— Start of Material to process —

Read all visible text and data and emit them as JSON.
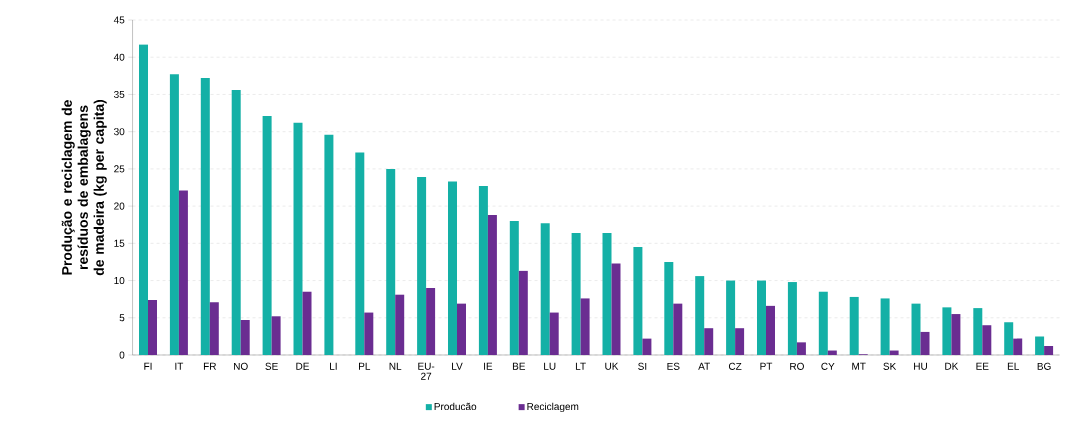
{
  "chart_data": {
    "type": "bar",
    "ylabel": "Produção e reciclagem de resíduos de embalagens de madeira (kg per capita)",
    "categories": [
      "FI",
      "IT",
      "FR",
      "NO",
      "SE",
      "DE",
      "LI",
      "PL",
      "NL",
      "EU-27",
      "LV",
      "IE",
      "BE",
      "LU",
      "LT",
      "UK",
      "SI",
      "ES",
      "AT",
      "CZ",
      "PT",
      "RO",
      "CY",
      "MT",
      "SK",
      "HU",
      "DK",
      "EE",
      "EL",
      "BG"
    ],
    "series": [
      {
        "name": "Producão",
        "color": "#14b0a6",
        "values": [
          41.7,
          37.7,
          37.2,
          35.6,
          32.1,
          31.2,
          29.6,
          27.2,
          25.0,
          23.9,
          23.3,
          22.7,
          18.0,
          17.7,
          16.4,
          16.4,
          14.5,
          12.5,
          10.6,
          10.0,
          10.0,
          9.8,
          8.5,
          7.8,
          7.6,
          6.9,
          6.4,
          6.3,
          4.4,
          2.5
        ]
      },
      {
        "name": "Reciclagem",
        "color": "#6a2d91",
        "values": [
          7.4,
          22.1,
          7.1,
          4.7,
          5.2,
          8.5,
          0,
          5.7,
          8.1,
          9.0,
          6.9,
          18.8,
          11.3,
          5.7,
          7.6,
          12.3,
          2.2,
          6.9,
          3.6,
          3.6,
          6.6,
          1.7,
          0.6,
          0.1,
          0.6,
          3.1,
          5.5,
          4.0,
          2.2,
          1.2
        ]
      }
    ],
    "ylim": [
      0,
      45
    ],
    "yticks": [
      0,
      5,
      10,
      15,
      20,
      25,
      30,
      35,
      40,
      45
    ],
    "grid": "y",
    "legend": "bottom"
  }
}
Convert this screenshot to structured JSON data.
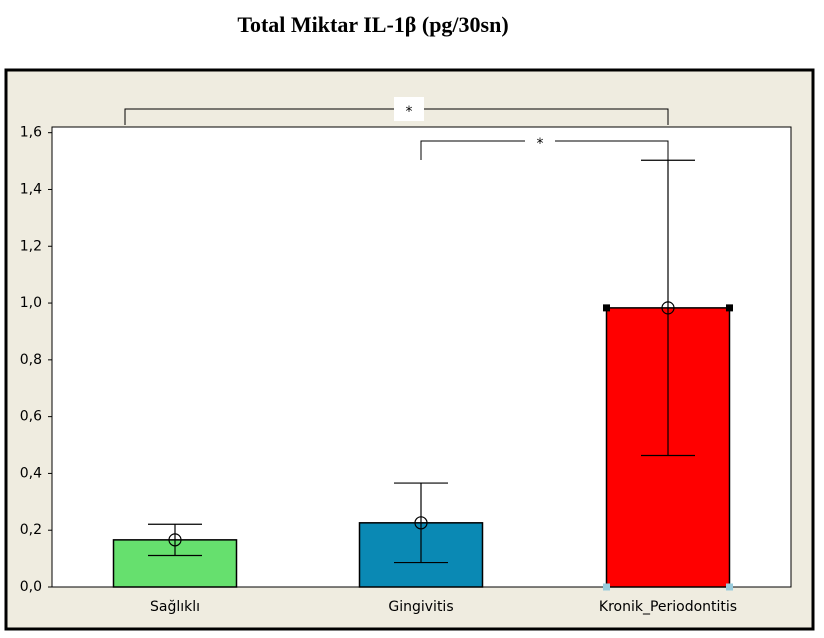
{
  "chart_data": {
    "type": "bar",
    "title": "Total Miktar IL-1β (pg/30sn)",
    "categories": [
      "Sağlıklı",
      "Gingivitis",
      "Kronik_Periodontitis"
    ],
    "values": [
      0.166,
      0.226,
      0.983
    ],
    "errors": [
      0.055,
      0.14,
      0.52
    ],
    "colors": [
      "#66e06e",
      "#0a89b4",
      "#ff0000"
    ],
    "ylim": [
      0,
      1.62
    ],
    "yticks": [
      {
        "value": 0,
        "label": "0,0"
      },
      {
        "value": 0.2,
        "label": "0,2"
      },
      {
        "value": 0.4,
        "label": "0,4"
      },
      {
        "value": 0.6,
        "label": "0,6"
      },
      {
        "value": 0.8,
        "label": "0,8"
      },
      {
        "value": 1.0,
        "label": "1,0"
      },
      {
        "value": 1.2,
        "label": "1,2"
      },
      {
        "value": 1.4,
        "label": "1,4"
      },
      {
        "value": 1.6,
        "label": "1,6"
      }
    ],
    "significance": [
      {
        "label": "*",
        "pair": [
          0,
          2
        ]
      },
      {
        "label": "*",
        "pair": [
          1,
          2
        ]
      }
    ]
  }
}
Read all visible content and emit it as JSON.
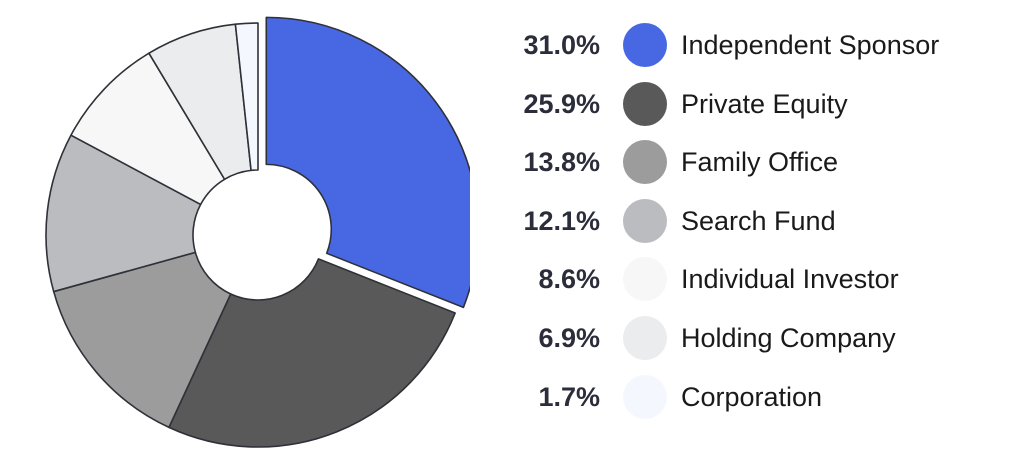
{
  "chart_data": {
    "type": "pie",
    "style": "donut",
    "exploded_slice": "Independent Sponsor",
    "slices": [
      {
        "label": "Independent Sponsor",
        "value": 31.0,
        "display": "31.0%",
        "color": "#4868e3"
      },
      {
        "label": "Private Equity",
        "value": 25.9,
        "display": "25.9%",
        "color": "#595959"
      },
      {
        "label": "Family Office",
        "value": 13.8,
        "display": "13.8%",
        "color": "#9c9c9c"
      },
      {
        "label": "Search Fund",
        "value": 12.1,
        "display": "12.1%",
        "color": "#babcbf"
      },
      {
        "label": "Individual Investor",
        "value": 8.6,
        "display": "8.6%",
        "color": "#f7f7f7"
      },
      {
        "label": "Holding Company",
        "value": 6.9,
        "display": "6.9%",
        "color": "#ebecee"
      },
      {
        "label": "Corporation",
        "value": 1.7,
        "display": "1.7%",
        "color": "#f4f7fe"
      }
    ],
    "legend_position": "right"
  }
}
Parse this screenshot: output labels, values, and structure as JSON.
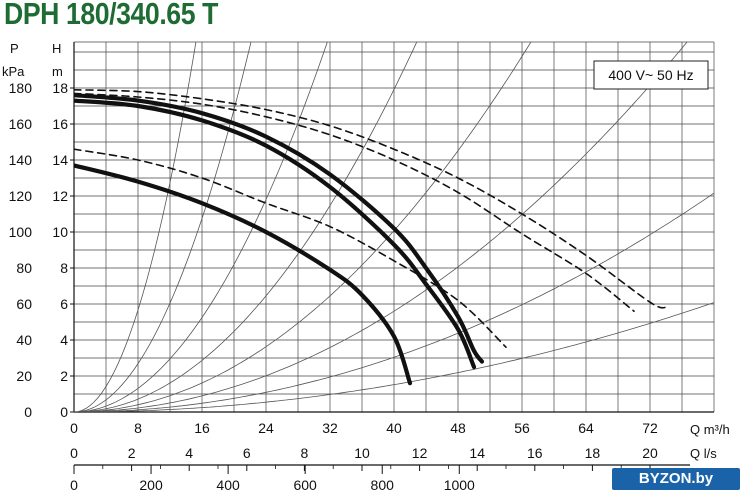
{
  "chart_data": {
    "type": "line",
    "title": "DPH 180/340.65 T",
    "annotation": "400 V~ 50 Hz",
    "watermark": "BYZON.by",
    "y_left": {
      "label_top": "P",
      "label_bottom": "kPa",
      "ticks": [
        "0",
        "20",
        "40",
        "60",
        "80",
        "100",
        "120",
        "140",
        "160",
        "180"
      ]
    },
    "y_right_of_left": {
      "label_top": "H",
      "label_bottom": "m",
      "ticks": [
        "0",
        "2",
        "4",
        "6",
        "8",
        "10",
        "12",
        "14",
        "16",
        "18"
      ]
    },
    "x_primary": {
      "label": "Q m³/h",
      "ticks": [
        "0",
        "8",
        "16",
        "24",
        "32",
        "40",
        "48",
        "56",
        "64",
        "72"
      ],
      "range": [
        0,
        80
      ]
    },
    "x_secondary_ls": {
      "label": "Q l/s",
      "ticks": [
        "0",
        "2",
        "4",
        "6",
        "8",
        "10",
        "12",
        "14",
        "16",
        "18",
        "20"
      ]
    },
    "x_tertiary": {
      "ticks": [
        "0",
        "200",
        "400",
        "600",
        "800",
        "1000"
      ]
    },
    "ylim_m": [
      0,
      18
    ],
    "series": [
      {
        "style": "solid-bold",
        "points": [
          [
            0,
            17.6
          ],
          [
            8,
            17.3
          ],
          [
            16,
            16.6
          ],
          [
            24,
            15.3
          ],
          [
            32,
            13.2
          ],
          [
            40,
            10.2
          ],
          [
            44,
            8.0
          ],
          [
            48,
            5.3
          ],
          [
            50,
            3.4
          ],
          [
            51,
            2.8
          ]
        ]
      },
      {
        "style": "solid-bold",
        "points": [
          [
            0,
            17.3
          ],
          [
            8,
            17.0
          ],
          [
            16,
            16.2
          ],
          [
            24,
            14.8
          ],
          [
            32,
            12.5
          ],
          [
            40,
            9.3
          ],
          [
            44,
            7.1
          ],
          [
            48,
            4.6
          ],
          [
            50,
            2.5
          ]
        ]
      },
      {
        "style": "solid-bold",
        "points": [
          [
            0,
            13.7
          ],
          [
            8,
            12.8
          ],
          [
            16,
            11.6
          ],
          [
            24,
            10.0
          ],
          [
            32,
            7.9
          ],
          [
            36,
            6.5
          ],
          [
            40,
            4.2
          ],
          [
            42,
            1.6
          ]
        ]
      },
      {
        "style": "dashed",
        "points": [
          [
            0,
            17.9
          ],
          [
            8,
            17.8
          ],
          [
            16,
            17.4
          ],
          [
            24,
            16.8
          ],
          [
            32,
            15.9
          ],
          [
            40,
            14.6
          ],
          [
            48,
            13.0
          ],
          [
            56,
            11.0
          ],
          [
            64,
            8.7
          ],
          [
            72,
            6.1
          ],
          [
            74,
            5.8
          ]
        ]
      },
      {
        "style": "dashed",
        "points": [
          [
            0,
            17.7
          ],
          [
            8,
            17.5
          ],
          [
            16,
            17.1
          ],
          [
            24,
            16.4
          ],
          [
            32,
            15.4
          ],
          [
            40,
            14.0
          ],
          [
            48,
            12.2
          ],
          [
            56,
            9.9
          ],
          [
            64,
            7.7
          ],
          [
            70,
            5.6
          ]
        ]
      },
      {
        "style": "dashed",
        "points": [
          [
            0,
            14.6
          ],
          [
            8,
            14.0
          ],
          [
            16,
            13.0
          ],
          [
            24,
            11.6
          ],
          [
            32,
            10.3
          ],
          [
            40,
            8.4
          ],
          [
            48,
            6.2
          ],
          [
            54,
            3.6
          ]
        ]
      }
    ]
  }
}
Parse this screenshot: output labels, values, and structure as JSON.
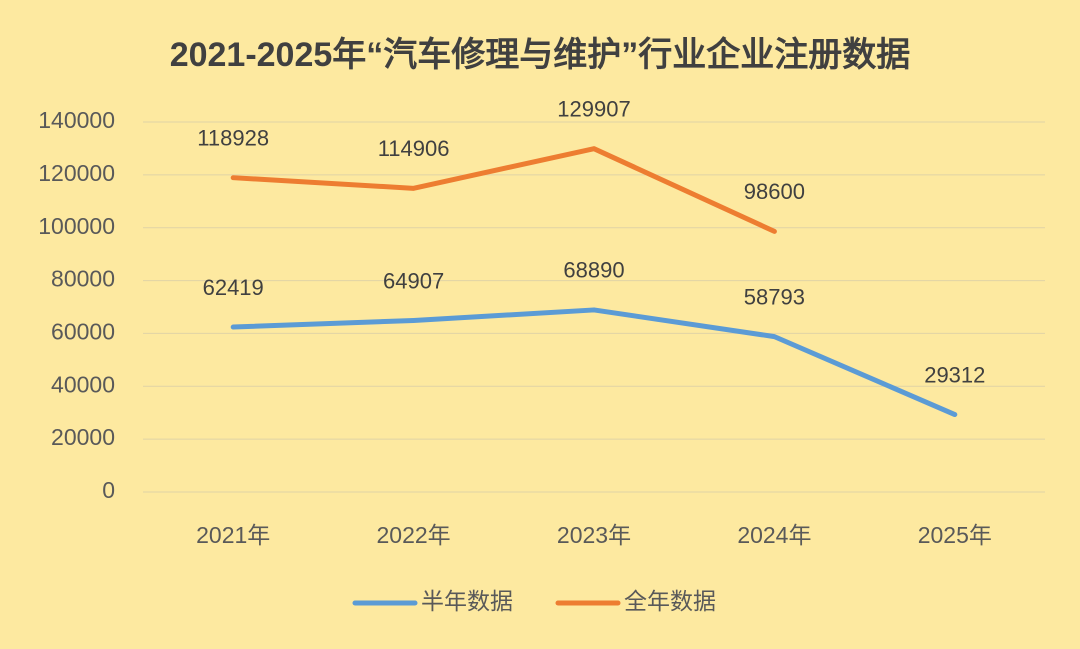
{
  "chart_data": {
    "type": "line",
    "title": "2021-2025年“汽车修理与维护”行业企业注册数据",
    "categories": [
      "2021年",
      "2022年",
      "2023年",
      "2024年",
      "2025年"
    ],
    "series": [
      {
        "name": "半年数据",
        "color": "#5b9bd5",
        "values": [
          62419,
          64907,
          68890,
          58793,
          29312
        ]
      },
      {
        "name": "全年数据",
        "color": "#ed7d31",
        "values": [
          118928,
          114906,
          129907,
          98600,
          null
        ]
      }
    ],
    "ylim": [
      0,
      140000
    ],
    "yticks": [
      0,
      20000,
      40000,
      60000,
      80000,
      100000,
      120000,
      140000
    ],
    "grid": true,
    "legend": "bottom",
    "data_labels": true
  }
}
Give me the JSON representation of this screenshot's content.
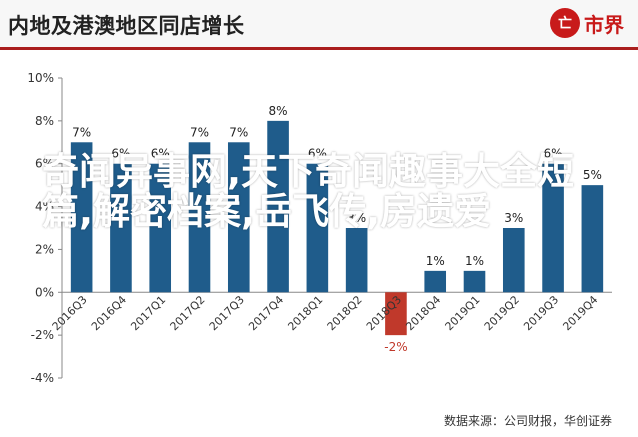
{
  "header": {
    "title": "内地及港澳地区同店增长"
  },
  "logo": {
    "mark": "亡",
    "name": "市界"
  },
  "overlay_text": "奇闻异事网,天下奇闻趣事大全短篇,解密档案,岳飞传,房遗爱",
  "source": "数据来源：公司财报，华创证券",
  "colors": {
    "bar": "#1f5c8b",
    "negative_bar": "#c0392b",
    "negative_label": "#c0392b",
    "header_rule": "#aa1e1e",
    "brand": "#c81a1a"
  },
  "chart_data": {
    "type": "bar",
    "categories": [
      "2016Q3",
      "2016Q4",
      "2017Q1",
      "2017Q2",
      "2017Q3",
      "2017Q4",
      "2018Q1",
      "2018Q2",
      "2018Q3",
      "2018Q4",
      "2019Q1",
      "2019Q2",
      "2019Q3",
      "2019Q4"
    ],
    "values": [
      7,
      6,
      6,
      7,
      7,
      8,
      6,
      3,
      -2,
      1,
      1,
      3,
      6,
      5
    ],
    "data_labels": [
      "7%",
      "6%",
      "6%",
      "7%",
      "7%",
      "8%",
      "6%",
      "3%",
      "-2%",
      "1%",
      "1%",
      "3%",
      "6%",
      "5%"
    ],
    "ylim": [
      -4,
      10
    ],
    "yticks": [
      -4,
      -2,
      0,
      2,
      4,
      6,
      8,
      10
    ],
    "ytick_labels": [
      "-4%",
      "-2%",
      "0%",
      "2%",
      "4%",
      "6%",
      "8%",
      "10%"
    ],
    "title": "",
    "xlabel": "",
    "ylabel": "",
    "grid": false
  }
}
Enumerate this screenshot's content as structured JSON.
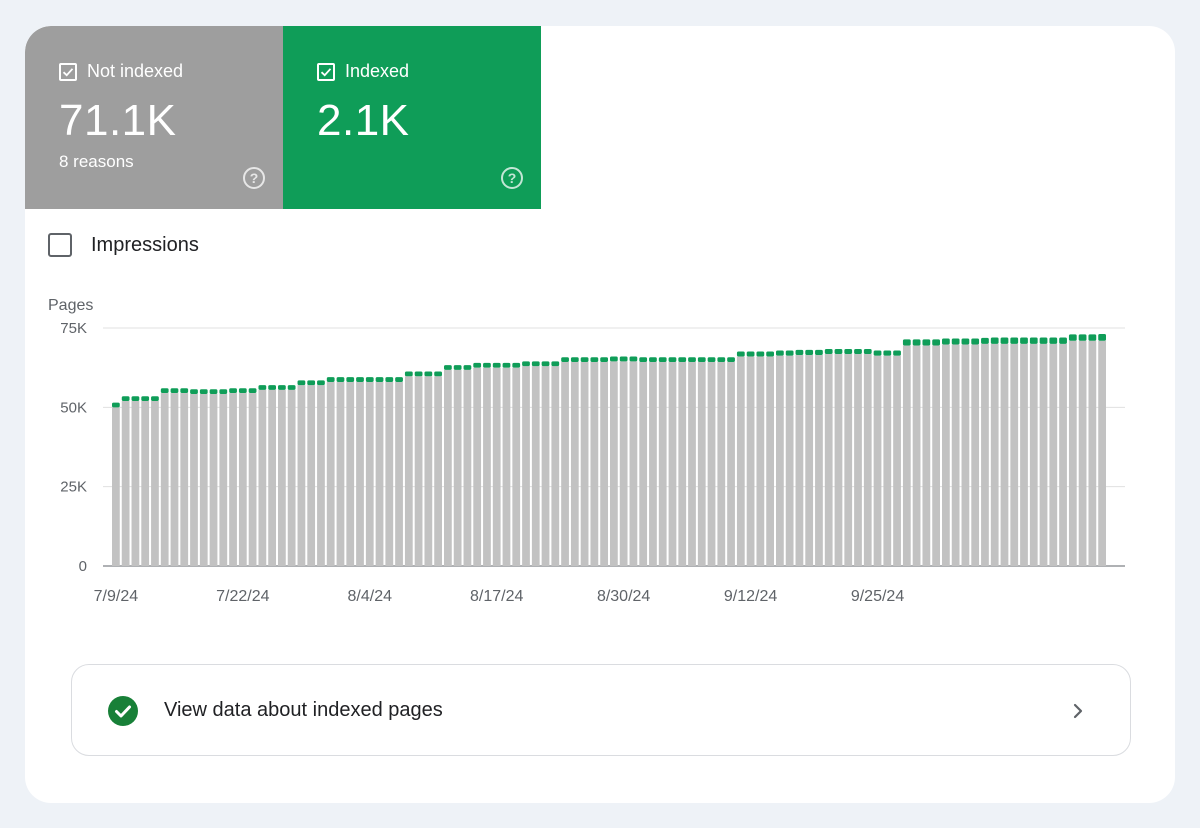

— End of Material to process —

- _Problem_
Which lines contain "title"? Copy each of them.

- _Final result_
    "title": "Total Miktar IL-1β (pg/30sn)",
    "title": "DPH 180/340.65 T",
    "title": "2021-2025年“汽车修理与维护”行业企业注册数据",
    "title": "内地及港澳地区同店增长"
    "title": "",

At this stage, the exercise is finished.